**Tasks to complete**
(1) Quote the OpenHPC exercise page from "Provisioning a simple" up to and including "EventEngine tutorial cluster.".
(2) Answer these questions using the OpenHPC exercise page:
(a) In which cloud service is the OpenHPC system provisioned?
(b) What must be installed in the Cloud9 IDE environment?
(c) What two credentials must the aws command line tool be configured with?

== Provided text ==

Link Search Menu Expand Document

Exercise 1: HPC in the cloud

Provisioning a simple OpenHPC system in Amazon EC2

In this exercise, we will be provisioning an OpenHPC system in Amazon Elastic Compute Cloud (Amazon EC2). In order to begin following along, you need to first follow the directions on the Getting Started page in Personal AWS cluster from scratch section or be running an EventEngine tutorial cluster.

You will need:

  • A Cloud9 IDE environment with packer installed
  • A pearc20 key pair and the pearc20.pem file accessible
  • The aws command line tool configured with Access Key ID and Secret Access Key

If you are missing any of the above, please return to the Getting Started page

Next, grab the tarball with the tutorial content and extract it.

===
== Data section ==

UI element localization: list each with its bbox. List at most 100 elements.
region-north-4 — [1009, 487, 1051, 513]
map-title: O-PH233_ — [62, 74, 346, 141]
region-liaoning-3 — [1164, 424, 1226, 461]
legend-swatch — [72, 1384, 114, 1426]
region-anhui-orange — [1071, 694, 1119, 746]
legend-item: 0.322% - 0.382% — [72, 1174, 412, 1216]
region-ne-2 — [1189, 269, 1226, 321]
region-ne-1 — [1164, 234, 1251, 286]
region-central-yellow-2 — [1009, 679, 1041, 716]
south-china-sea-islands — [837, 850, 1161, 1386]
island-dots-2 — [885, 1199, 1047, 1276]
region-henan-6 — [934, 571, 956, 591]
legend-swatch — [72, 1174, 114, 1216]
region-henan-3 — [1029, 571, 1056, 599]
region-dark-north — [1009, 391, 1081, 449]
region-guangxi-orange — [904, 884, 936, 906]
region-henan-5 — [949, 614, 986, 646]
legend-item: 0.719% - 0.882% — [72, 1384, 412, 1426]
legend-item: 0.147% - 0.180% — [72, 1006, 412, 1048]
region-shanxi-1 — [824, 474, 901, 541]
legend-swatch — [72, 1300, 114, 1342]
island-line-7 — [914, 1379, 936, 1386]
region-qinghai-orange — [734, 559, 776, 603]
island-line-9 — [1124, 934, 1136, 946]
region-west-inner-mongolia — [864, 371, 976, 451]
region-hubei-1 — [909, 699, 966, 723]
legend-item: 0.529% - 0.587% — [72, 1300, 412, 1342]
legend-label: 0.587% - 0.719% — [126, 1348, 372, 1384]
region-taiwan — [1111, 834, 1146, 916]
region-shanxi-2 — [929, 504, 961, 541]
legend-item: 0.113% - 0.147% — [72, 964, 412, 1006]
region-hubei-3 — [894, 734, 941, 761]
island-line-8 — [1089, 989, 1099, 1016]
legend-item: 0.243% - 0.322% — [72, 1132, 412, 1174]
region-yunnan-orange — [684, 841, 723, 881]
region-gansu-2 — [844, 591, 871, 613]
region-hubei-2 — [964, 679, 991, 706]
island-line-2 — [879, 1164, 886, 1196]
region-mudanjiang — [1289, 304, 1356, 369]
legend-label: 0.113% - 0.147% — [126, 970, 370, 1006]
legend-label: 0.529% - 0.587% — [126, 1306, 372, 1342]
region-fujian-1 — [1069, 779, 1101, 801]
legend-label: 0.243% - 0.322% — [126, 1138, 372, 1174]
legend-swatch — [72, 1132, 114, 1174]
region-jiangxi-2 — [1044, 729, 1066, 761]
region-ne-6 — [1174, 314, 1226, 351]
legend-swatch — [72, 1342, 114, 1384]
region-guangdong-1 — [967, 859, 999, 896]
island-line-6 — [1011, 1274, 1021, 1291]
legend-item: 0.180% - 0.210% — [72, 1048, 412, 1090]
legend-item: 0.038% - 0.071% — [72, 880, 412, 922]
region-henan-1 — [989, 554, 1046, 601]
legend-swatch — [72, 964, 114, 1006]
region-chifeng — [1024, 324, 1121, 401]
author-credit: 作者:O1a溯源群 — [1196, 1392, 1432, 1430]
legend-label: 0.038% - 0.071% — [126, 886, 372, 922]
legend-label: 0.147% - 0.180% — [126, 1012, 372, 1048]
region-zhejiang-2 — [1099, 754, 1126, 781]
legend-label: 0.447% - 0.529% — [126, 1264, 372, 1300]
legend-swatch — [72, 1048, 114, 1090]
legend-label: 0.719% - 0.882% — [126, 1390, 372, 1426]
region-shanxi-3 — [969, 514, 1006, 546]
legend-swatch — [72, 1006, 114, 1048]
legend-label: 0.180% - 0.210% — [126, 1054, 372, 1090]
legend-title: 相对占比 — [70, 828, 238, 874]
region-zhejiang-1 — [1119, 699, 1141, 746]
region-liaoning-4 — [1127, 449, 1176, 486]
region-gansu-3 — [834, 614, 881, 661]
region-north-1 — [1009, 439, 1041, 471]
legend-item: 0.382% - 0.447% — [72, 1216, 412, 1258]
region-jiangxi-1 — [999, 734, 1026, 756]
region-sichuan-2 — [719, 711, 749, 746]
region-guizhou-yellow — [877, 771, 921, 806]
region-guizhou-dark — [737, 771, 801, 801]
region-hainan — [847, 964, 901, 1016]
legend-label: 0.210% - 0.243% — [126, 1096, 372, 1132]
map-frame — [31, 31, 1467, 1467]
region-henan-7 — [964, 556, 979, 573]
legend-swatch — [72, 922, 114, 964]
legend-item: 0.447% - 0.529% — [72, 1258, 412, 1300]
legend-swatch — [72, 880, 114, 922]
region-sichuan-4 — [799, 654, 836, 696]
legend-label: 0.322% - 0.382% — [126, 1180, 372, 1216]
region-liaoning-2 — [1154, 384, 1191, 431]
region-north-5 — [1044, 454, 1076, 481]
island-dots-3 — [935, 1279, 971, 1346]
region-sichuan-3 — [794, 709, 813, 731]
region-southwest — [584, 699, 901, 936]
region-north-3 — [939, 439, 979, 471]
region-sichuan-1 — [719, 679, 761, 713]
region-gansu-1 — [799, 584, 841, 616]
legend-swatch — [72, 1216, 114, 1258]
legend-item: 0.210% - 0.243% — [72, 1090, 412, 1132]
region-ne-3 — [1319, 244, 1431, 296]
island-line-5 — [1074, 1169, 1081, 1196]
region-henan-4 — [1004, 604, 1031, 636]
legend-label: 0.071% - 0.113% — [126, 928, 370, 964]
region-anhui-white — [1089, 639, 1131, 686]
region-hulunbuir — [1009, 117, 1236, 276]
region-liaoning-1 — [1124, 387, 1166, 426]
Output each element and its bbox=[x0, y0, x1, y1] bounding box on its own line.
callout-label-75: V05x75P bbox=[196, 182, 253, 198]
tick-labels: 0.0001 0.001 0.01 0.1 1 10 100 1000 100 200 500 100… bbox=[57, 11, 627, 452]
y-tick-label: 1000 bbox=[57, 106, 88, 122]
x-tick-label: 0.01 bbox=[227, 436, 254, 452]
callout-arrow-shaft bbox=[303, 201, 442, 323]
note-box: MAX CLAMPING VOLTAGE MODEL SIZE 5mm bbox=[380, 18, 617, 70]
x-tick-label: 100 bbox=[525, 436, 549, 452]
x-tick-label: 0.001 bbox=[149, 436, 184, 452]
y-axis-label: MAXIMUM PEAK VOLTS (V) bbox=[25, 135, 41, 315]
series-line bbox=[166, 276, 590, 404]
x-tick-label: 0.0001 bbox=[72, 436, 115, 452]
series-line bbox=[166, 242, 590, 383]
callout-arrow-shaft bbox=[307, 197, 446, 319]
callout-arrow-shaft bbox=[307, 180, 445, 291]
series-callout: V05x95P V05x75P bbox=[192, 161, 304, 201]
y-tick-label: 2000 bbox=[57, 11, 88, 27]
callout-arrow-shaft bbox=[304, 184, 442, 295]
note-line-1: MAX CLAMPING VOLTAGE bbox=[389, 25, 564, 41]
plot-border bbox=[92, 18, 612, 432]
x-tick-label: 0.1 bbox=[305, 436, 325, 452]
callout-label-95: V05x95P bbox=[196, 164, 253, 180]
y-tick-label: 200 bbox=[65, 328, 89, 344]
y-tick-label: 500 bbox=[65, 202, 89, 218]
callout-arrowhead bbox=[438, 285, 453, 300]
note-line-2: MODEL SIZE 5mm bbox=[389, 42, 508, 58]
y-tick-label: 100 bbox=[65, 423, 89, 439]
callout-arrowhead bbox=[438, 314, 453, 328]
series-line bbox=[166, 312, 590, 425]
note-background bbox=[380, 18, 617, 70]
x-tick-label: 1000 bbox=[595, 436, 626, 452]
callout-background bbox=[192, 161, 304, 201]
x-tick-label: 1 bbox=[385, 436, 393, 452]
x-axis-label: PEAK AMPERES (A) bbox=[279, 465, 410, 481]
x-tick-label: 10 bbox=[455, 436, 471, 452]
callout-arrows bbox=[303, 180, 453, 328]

===

**Answers given**
(1)
Provisioning a simple OpenHPC system in Amazon EC2

In this exercise, we will be provisioning an OpenHPC system in Amazon Elastic Compute Cloud (Amazon EC2). In order to begin following along, you need to first follow the directions on the Getting Started page in Personal AWS cluster from scratch section or be running an EventEngine tutorial cluster.

(2)
(a) Amazon Elastic Compute Cloud (Amazon EC2)
(b) packer
(c) Access Key ID and Secret Access Key